Check every line of the entries that follow, and copy the ones containing "saliva".

A block of data
──────

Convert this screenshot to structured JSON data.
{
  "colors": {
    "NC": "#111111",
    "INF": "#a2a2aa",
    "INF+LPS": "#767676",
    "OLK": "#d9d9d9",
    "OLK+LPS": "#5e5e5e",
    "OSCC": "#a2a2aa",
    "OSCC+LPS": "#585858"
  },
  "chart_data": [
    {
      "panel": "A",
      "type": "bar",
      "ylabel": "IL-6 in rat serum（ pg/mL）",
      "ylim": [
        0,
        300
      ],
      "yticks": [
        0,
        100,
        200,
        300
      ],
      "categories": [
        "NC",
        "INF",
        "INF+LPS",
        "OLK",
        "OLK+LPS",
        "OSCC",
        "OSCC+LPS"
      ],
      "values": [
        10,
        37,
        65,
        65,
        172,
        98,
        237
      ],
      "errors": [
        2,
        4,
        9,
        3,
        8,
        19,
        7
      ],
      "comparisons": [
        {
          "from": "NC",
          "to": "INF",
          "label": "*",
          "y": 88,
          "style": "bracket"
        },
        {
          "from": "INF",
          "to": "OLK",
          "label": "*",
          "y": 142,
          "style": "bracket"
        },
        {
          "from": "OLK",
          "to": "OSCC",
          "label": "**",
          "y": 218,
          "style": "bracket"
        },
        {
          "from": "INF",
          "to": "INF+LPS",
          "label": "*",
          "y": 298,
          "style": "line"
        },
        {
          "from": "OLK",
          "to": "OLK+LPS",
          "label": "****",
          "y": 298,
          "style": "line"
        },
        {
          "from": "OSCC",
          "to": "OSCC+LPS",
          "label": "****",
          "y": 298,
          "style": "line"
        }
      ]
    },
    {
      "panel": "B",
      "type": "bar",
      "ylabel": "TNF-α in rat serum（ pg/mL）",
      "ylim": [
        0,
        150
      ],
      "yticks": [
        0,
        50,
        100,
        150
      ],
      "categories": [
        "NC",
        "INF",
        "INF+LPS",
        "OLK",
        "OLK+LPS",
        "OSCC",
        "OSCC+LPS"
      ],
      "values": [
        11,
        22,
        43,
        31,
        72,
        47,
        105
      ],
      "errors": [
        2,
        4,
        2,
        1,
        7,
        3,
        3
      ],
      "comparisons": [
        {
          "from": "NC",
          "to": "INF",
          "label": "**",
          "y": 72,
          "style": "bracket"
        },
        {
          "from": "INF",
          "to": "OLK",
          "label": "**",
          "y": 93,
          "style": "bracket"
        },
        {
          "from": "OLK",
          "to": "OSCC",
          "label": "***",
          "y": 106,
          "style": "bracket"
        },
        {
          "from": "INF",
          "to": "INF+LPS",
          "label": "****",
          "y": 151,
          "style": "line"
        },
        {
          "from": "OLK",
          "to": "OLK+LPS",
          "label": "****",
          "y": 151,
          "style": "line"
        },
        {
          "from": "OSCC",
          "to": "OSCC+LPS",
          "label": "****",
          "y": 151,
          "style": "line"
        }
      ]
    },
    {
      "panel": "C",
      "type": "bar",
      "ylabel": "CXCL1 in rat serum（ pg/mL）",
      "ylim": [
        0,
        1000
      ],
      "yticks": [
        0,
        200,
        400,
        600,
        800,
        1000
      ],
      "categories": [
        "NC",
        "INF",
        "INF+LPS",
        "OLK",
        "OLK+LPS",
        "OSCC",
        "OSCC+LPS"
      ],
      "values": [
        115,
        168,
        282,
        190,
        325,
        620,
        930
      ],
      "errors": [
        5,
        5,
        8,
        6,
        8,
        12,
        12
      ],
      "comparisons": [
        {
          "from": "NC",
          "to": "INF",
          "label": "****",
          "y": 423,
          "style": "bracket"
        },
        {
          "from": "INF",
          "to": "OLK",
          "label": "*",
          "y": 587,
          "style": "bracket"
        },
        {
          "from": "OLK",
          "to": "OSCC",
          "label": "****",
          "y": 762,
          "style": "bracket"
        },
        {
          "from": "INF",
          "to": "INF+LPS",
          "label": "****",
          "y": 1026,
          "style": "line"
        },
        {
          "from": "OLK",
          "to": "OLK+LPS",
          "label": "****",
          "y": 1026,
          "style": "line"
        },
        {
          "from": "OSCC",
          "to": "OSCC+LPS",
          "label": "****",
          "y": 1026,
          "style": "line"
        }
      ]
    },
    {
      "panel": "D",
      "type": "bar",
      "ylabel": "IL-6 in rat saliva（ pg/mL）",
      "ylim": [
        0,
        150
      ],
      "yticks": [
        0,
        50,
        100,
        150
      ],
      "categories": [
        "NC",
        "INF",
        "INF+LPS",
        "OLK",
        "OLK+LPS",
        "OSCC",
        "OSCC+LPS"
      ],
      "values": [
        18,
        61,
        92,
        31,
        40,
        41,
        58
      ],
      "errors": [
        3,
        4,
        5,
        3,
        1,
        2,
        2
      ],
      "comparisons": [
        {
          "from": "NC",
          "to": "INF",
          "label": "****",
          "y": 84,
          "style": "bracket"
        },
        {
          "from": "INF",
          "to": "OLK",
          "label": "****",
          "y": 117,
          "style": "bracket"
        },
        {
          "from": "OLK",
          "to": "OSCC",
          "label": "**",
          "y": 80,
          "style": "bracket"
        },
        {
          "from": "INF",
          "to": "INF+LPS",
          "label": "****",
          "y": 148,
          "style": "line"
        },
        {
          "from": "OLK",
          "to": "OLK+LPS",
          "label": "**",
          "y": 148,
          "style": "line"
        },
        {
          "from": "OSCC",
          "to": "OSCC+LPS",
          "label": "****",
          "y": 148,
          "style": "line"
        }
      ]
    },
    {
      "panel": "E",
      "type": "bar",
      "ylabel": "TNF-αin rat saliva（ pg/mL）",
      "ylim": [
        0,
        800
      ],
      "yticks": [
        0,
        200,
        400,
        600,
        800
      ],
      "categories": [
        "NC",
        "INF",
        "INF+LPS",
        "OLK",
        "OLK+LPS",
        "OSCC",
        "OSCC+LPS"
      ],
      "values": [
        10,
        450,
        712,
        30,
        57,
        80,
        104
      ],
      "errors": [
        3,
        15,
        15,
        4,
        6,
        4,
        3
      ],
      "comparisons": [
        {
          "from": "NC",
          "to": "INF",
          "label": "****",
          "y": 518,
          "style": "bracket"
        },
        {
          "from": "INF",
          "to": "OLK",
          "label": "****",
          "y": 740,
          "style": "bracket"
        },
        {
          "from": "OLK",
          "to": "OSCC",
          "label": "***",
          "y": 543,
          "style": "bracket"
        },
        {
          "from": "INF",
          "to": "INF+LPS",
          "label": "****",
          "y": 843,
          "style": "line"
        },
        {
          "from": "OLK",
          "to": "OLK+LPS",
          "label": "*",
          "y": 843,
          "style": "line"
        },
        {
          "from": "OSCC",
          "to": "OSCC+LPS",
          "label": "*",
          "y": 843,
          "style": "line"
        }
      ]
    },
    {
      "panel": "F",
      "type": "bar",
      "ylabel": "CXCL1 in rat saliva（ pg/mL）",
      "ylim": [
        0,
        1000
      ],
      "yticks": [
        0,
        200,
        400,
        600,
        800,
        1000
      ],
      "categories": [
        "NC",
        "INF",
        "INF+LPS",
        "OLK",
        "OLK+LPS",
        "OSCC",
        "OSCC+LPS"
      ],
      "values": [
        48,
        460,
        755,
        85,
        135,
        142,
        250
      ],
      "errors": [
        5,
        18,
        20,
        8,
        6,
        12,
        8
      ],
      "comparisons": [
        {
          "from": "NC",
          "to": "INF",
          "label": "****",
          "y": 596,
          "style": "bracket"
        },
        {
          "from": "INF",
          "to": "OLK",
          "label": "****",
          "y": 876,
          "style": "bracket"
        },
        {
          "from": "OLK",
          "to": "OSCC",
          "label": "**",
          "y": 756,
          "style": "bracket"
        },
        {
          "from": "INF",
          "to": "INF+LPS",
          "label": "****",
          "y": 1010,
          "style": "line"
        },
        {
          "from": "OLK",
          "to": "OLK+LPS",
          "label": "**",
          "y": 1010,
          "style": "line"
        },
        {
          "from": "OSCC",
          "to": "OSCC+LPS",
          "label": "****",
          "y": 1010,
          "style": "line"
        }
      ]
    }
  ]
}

──────

§ Answer to the task
      "ylabel": "IL-6 in rat saliva（ pg/mL）",
      "ylabel": "TNF-αin rat saliva（ pg/mL）",
      "ylabel": "CXCL1 in rat saliva（ pg/mL）",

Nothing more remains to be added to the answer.